• [SUPPLIED MATERIAL]:
========================================================================
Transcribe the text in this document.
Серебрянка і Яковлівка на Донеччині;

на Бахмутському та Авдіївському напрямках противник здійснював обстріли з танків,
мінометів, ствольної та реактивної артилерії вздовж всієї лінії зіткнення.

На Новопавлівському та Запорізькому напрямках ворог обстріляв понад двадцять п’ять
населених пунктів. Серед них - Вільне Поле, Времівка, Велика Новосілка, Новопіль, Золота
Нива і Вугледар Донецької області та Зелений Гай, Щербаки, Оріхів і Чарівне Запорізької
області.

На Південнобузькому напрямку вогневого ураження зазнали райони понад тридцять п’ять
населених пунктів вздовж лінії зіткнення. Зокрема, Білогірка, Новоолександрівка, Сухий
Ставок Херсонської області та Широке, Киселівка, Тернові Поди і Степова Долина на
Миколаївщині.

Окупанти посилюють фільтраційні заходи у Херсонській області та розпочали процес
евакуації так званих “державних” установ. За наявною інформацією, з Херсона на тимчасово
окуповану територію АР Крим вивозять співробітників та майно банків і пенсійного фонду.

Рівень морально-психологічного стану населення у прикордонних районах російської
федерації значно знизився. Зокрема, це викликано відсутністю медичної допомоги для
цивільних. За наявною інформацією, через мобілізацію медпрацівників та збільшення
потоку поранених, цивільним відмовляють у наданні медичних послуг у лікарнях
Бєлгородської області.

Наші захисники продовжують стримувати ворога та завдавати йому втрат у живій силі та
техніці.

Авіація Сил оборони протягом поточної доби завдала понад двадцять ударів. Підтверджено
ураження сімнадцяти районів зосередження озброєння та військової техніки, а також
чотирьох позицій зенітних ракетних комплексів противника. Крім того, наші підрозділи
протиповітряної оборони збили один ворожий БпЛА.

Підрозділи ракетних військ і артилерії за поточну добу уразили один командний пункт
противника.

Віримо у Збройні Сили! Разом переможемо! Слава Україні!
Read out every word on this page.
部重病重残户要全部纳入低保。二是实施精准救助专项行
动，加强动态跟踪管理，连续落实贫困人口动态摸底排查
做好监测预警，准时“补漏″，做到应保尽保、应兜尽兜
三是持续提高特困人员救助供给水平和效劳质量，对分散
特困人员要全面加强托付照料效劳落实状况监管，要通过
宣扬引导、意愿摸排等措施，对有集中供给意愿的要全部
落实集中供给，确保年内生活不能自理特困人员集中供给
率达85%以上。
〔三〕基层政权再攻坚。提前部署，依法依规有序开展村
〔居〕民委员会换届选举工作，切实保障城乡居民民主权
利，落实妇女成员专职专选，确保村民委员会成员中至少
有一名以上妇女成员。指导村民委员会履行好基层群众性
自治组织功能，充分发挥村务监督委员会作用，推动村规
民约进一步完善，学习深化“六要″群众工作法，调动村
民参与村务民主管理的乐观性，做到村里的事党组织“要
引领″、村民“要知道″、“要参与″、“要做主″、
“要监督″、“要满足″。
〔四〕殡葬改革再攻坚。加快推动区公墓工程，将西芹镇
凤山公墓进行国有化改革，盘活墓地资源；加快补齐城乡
========================================================================
• [WRITTEN INSTRUCTION]: Return the lines beginning at the one that contains "Read out every word on this page." and continuing through the last line of the data, exactly as they stand and without any others.

• [ANSWER]:
Read out every word on this page.
部重病重残户要全部纳入低保。二是实施精准救助专项行
动，加强动态跟踪管理，连续落实贫困人口动态摸底排查
做好监测预警，准时“补漏″，做到应保尽保、应兜尽兜
三是持续提高特困人员救助供给水平和效劳质量，对分散
特困人员要全面加强托付照料效劳落实状况监管，要通过
宣扬引导、意愿摸排等措施，对有集中供给意愿的要全部
落实集中供给，确保年内生活不能自理特困人员集中供给
率达85%以上。
〔三〕基层政权再攻坚。提前部署，依法依规有序开展村
〔居〕民委员会换届选举工作，切实保障城乡居民民主权
利，落实妇女成员专职专选，确保村民委员会成员中至少
有一名以上妇女成员。指导村民委员会履行好基层群众性
自治组织功能，充分发挥村务监督委员会作用，推动村规
民约进一步完善，学习深化“六要″群众工作法，调动村
民参与村务民主管理的乐观性，做到村里的事党组织“要
引领″、村民“要知道″、“要参与″、“要做主″、
“要监督″、“要满足″。
〔四〕殡葬改革再攻坚。加快推动区公墓工程，将西芹镇
凤山公墓进行国有化改革，盘活墓地资源；加快补齐城乡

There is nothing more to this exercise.